Assignment:
Filter the records below for the word "Patients". Copy each line that holds it.

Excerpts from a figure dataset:
#####
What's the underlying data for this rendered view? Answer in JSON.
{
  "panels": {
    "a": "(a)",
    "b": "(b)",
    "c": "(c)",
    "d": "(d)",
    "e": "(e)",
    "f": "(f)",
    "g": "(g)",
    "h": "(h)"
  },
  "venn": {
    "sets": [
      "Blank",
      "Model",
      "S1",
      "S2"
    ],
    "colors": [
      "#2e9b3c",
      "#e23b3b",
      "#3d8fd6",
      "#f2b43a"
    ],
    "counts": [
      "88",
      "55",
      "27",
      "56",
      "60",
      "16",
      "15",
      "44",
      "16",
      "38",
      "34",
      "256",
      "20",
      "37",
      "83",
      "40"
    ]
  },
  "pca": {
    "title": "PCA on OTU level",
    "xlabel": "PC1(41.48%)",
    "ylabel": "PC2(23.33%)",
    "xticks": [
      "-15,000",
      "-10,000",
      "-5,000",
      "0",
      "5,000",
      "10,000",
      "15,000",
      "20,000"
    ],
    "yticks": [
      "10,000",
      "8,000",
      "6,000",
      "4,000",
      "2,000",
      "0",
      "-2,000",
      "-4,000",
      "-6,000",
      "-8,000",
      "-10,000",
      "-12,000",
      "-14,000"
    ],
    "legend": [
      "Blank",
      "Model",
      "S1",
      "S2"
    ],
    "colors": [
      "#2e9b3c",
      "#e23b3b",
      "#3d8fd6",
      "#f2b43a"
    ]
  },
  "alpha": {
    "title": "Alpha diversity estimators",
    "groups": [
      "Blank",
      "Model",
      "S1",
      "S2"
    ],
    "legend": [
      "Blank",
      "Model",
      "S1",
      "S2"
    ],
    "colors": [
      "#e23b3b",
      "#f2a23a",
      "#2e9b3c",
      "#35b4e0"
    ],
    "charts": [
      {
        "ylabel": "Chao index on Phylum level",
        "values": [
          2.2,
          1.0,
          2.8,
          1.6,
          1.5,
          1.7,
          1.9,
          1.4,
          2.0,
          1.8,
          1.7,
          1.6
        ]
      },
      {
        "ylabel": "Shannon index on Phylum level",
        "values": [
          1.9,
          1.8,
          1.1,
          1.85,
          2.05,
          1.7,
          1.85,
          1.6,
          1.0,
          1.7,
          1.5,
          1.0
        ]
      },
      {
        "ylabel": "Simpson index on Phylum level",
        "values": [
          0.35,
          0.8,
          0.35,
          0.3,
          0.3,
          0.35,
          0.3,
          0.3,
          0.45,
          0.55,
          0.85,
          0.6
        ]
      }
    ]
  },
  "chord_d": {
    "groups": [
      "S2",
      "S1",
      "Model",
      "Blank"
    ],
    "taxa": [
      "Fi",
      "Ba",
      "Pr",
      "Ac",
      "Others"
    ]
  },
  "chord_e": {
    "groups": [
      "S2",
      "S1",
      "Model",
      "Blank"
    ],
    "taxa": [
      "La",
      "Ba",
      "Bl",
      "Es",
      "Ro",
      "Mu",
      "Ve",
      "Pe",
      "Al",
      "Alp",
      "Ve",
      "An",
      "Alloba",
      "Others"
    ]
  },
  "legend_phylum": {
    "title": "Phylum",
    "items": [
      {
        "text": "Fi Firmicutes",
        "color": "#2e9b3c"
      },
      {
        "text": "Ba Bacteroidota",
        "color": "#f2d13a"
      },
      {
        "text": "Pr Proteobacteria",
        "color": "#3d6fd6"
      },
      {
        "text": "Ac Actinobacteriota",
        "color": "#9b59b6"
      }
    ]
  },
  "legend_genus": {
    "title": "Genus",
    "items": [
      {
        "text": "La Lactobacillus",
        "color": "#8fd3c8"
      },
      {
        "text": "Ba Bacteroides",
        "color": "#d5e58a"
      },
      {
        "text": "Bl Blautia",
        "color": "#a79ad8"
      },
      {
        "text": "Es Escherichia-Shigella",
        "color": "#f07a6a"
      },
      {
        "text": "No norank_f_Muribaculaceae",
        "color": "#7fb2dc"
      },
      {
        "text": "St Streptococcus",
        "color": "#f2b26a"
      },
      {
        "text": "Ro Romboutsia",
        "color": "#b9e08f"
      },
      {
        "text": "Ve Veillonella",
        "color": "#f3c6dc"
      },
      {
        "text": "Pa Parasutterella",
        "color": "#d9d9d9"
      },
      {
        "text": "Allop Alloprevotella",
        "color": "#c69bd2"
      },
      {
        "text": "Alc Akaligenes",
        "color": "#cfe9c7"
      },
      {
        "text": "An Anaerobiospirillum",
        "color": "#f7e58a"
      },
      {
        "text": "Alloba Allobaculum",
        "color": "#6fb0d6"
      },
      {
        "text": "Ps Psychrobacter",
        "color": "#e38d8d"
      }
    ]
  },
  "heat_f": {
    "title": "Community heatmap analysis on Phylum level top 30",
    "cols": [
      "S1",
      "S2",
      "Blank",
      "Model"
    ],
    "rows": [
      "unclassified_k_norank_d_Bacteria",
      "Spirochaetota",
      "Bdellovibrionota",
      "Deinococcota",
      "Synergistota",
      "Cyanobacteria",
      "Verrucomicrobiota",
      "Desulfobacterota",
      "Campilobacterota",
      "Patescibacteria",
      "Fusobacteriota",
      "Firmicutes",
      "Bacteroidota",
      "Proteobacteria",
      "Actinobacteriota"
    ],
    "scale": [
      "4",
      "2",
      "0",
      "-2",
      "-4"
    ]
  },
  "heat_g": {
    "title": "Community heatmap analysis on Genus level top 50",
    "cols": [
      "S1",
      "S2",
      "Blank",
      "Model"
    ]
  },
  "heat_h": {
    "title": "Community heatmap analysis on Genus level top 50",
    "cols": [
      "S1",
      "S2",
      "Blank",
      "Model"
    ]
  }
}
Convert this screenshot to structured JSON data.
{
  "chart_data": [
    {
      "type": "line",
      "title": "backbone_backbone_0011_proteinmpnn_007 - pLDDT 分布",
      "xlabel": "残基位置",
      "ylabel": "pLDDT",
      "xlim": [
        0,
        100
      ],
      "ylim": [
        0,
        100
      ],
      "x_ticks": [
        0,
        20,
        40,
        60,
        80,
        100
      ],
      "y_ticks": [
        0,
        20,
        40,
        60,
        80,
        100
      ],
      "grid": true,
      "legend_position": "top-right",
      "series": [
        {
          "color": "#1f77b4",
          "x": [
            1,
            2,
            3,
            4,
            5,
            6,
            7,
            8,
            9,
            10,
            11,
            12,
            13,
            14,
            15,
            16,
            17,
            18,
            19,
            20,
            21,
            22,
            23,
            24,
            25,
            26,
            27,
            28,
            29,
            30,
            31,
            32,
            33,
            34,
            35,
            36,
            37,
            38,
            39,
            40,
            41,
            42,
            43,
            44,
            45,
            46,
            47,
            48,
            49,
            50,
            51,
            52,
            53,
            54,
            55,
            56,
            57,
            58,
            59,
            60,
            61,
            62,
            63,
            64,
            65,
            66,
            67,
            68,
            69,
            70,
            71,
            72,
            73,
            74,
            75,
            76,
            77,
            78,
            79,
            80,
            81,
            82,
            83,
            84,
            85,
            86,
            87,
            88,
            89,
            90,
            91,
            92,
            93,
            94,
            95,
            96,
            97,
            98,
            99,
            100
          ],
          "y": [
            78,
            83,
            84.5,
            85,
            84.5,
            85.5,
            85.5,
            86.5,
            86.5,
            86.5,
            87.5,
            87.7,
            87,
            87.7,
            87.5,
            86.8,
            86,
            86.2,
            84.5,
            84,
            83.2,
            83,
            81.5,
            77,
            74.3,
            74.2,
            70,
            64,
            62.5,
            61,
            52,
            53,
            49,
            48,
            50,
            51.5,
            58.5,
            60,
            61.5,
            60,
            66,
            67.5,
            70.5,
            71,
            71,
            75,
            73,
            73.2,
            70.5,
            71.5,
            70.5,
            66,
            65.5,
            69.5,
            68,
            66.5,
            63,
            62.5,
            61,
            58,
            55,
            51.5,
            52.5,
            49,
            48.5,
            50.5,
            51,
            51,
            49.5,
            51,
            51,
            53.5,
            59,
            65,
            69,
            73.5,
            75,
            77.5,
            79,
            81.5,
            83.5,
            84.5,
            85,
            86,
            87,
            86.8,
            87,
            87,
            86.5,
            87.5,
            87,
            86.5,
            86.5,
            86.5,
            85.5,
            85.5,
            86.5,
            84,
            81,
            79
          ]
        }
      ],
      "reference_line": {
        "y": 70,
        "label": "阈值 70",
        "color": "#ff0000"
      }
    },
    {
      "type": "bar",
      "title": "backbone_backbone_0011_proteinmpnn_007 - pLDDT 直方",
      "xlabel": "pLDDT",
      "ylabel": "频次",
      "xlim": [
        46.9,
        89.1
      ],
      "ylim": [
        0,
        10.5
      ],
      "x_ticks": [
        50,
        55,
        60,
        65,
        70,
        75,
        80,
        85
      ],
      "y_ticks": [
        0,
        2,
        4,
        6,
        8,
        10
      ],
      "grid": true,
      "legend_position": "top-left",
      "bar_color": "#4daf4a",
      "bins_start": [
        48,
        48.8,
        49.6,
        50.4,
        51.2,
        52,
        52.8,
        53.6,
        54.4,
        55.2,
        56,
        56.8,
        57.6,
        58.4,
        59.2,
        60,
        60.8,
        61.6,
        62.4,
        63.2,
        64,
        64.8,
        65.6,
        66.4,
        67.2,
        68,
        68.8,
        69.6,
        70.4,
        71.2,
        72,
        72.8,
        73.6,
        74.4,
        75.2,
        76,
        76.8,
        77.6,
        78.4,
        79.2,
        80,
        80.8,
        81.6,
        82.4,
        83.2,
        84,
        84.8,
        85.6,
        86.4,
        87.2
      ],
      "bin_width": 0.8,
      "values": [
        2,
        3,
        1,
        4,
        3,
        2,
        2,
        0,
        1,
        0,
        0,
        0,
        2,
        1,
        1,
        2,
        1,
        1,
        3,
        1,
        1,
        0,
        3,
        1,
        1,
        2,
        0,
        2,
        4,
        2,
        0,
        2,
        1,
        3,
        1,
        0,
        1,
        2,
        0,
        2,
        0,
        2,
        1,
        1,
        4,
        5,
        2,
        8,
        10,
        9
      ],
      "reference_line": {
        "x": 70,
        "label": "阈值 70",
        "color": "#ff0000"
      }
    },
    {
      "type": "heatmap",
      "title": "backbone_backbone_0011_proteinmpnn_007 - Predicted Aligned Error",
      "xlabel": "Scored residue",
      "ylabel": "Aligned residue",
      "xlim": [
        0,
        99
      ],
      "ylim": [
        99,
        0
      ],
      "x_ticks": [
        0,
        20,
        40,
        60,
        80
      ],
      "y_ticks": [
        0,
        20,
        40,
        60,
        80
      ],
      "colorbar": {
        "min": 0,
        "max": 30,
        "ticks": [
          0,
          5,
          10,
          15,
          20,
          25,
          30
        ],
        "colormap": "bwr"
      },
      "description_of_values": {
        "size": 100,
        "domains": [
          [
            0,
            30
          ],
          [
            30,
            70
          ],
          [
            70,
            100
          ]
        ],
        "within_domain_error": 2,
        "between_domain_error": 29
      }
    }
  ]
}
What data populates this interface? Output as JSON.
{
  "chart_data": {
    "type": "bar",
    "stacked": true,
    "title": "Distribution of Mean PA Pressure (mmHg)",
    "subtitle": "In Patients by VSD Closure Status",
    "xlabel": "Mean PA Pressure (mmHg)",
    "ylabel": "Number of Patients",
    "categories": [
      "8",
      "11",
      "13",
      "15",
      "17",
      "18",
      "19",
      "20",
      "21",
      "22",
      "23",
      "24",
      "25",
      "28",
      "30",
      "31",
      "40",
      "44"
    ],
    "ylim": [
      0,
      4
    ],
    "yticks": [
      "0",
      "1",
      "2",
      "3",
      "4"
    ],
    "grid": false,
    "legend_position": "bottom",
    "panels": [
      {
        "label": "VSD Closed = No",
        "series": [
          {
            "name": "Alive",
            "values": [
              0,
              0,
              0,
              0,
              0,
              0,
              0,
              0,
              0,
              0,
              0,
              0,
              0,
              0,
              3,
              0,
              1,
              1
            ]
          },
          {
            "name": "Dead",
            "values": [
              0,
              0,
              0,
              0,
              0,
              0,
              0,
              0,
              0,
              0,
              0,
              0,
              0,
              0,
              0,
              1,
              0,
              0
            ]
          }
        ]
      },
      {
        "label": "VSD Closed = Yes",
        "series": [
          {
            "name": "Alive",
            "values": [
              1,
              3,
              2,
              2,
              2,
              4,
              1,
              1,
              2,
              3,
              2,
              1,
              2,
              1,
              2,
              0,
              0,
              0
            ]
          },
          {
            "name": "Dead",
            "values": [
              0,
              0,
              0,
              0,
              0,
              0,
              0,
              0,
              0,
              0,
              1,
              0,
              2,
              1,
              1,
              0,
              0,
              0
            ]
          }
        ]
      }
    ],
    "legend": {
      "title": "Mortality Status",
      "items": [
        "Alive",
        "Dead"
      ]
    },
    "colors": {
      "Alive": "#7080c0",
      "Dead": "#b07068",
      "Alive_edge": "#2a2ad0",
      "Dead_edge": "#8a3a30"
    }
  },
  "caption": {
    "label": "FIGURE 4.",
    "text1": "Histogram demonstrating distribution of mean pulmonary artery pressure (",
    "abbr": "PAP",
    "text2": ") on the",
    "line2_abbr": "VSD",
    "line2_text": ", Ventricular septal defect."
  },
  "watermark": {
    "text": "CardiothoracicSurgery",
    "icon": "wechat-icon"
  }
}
#####
Response box:
    "subtitle": "In Patients by VSD Closure Status",
    "ylabel": "Number of Patients",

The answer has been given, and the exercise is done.